__Request__: Filter the records for lines holding the string "structure".

__Provided records__:
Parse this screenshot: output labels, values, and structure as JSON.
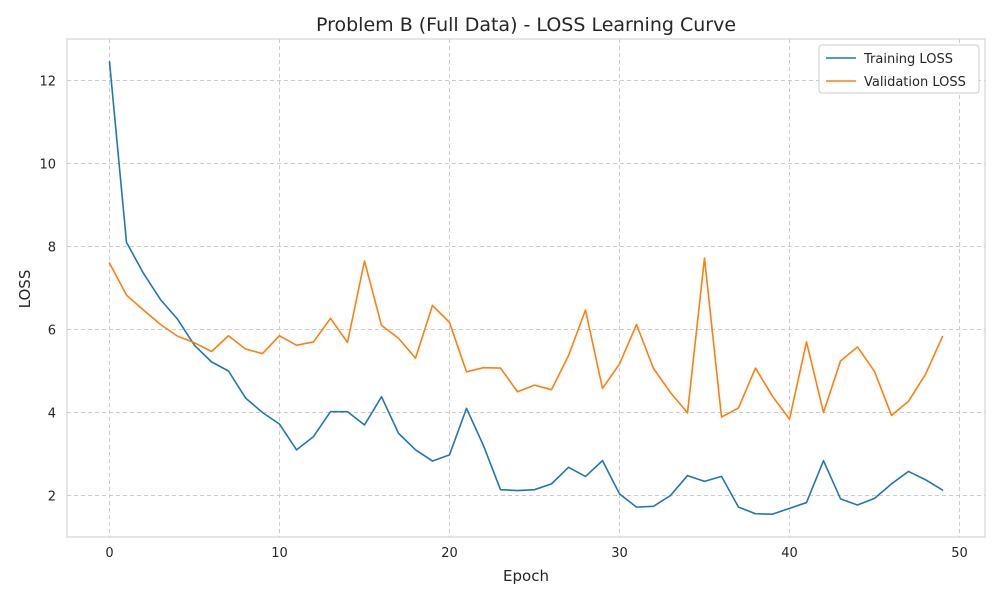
{
  "chart_data": {
    "type": "line",
    "title": "Problem B (Full Data) - LOSS Learning Curve",
    "xlabel": "Epoch",
    "ylabel": "LOSS",
    "xlim": [
      -2.5,
      51.5
    ],
    "ylim": [
      1.0,
      13.0
    ],
    "xticks": [
      0,
      10,
      20,
      30,
      40,
      50
    ],
    "yticks": [
      2,
      4,
      6,
      8,
      10,
      12
    ],
    "grid": true,
    "legend_position": "top-right",
    "x": [
      0,
      1,
      2,
      3,
      4,
      5,
      6,
      7,
      8,
      9,
      10,
      11,
      12,
      13,
      14,
      15,
      16,
      17,
      18,
      19,
      20,
      21,
      22,
      23,
      24,
      25,
      26,
      27,
      28,
      29,
      30,
      31,
      32,
      33,
      34,
      35,
      36,
      37,
      38,
      39,
      40,
      41,
      42,
      43,
      44,
      45,
      46,
      47,
      48,
      49
    ],
    "series": [
      {
        "name": "Training LOSS",
        "color": "#1f77b4",
        "values": [
          12.45,
          8.1,
          7.35,
          6.72,
          6.25,
          5.62,
          5.22,
          5.0,
          4.35,
          4.0,
          3.72,
          3.1,
          3.42,
          4.02,
          4.02,
          3.7,
          4.38,
          3.5,
          3.1,
          2.83,
          2.98,
          4.1,
          3.2,
          2.14,
          2.12,
          2.14,
          2.28,
          2.68,
          2.46,
          2.84,
          2.04,
          1.72,
          1.74,
          2.0,
          2.48,
          2.34,
          2.46,
          1.72,
          1.56,
          1.55,
          1.69,
          1.83,
          2.84,
          1.92,
          1.77,
          1.93,
          2.28,
          2.58,
          2.38,
          2.13
        ]
      },
      {
        "name": "Validation LOSS",
        "color": "#ff7f0e",
        "values": [
          7.6,
          6.83,
          6.47,
          6.12,
          5.84,
          5.68,
          5.47,
          5.85,
          5.53,
          5.42,
          5.85,
          5.62,
          5.7,
          6.27,
          5.69,
          7.65,
          6.1,
          5.79,
          5.31,
          6.58,
          6.17,
          4.98,
          5.08,
          5.07,
          4.5,
          4.66,
          4.55,
          5.37,
          6.47,
          4.58,
          5.17,
          6.12,
          5.06,
          4.48,
          3.99,
          7.72,
          3.89,
          4.11,
          5.07,
          4.39,
          3.84,
          5.7,
          4.0,
          5.24,
          5.58,
          4.99,
          3.93,
          4.27,
          4.92,
          5.83
        ]
      }
    ]
  }
}
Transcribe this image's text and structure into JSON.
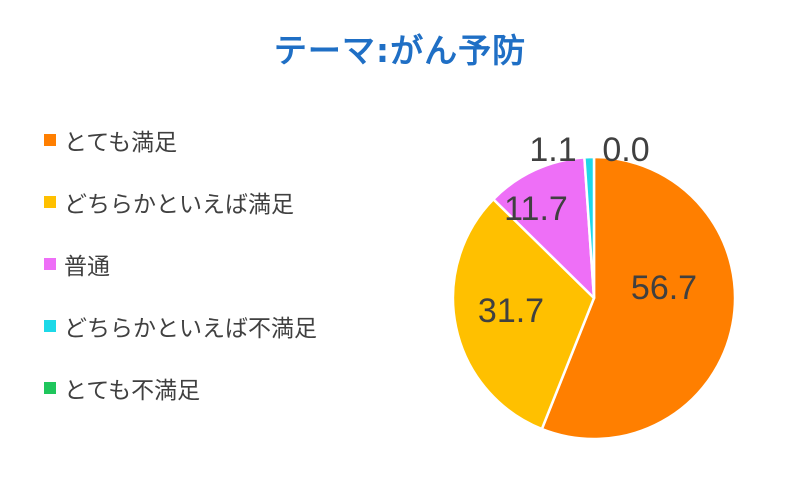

__Completed exercise__:
Parse this screenshot: output labels, values, and structure as JSON.
Transcribe this image's text and structure into JSON.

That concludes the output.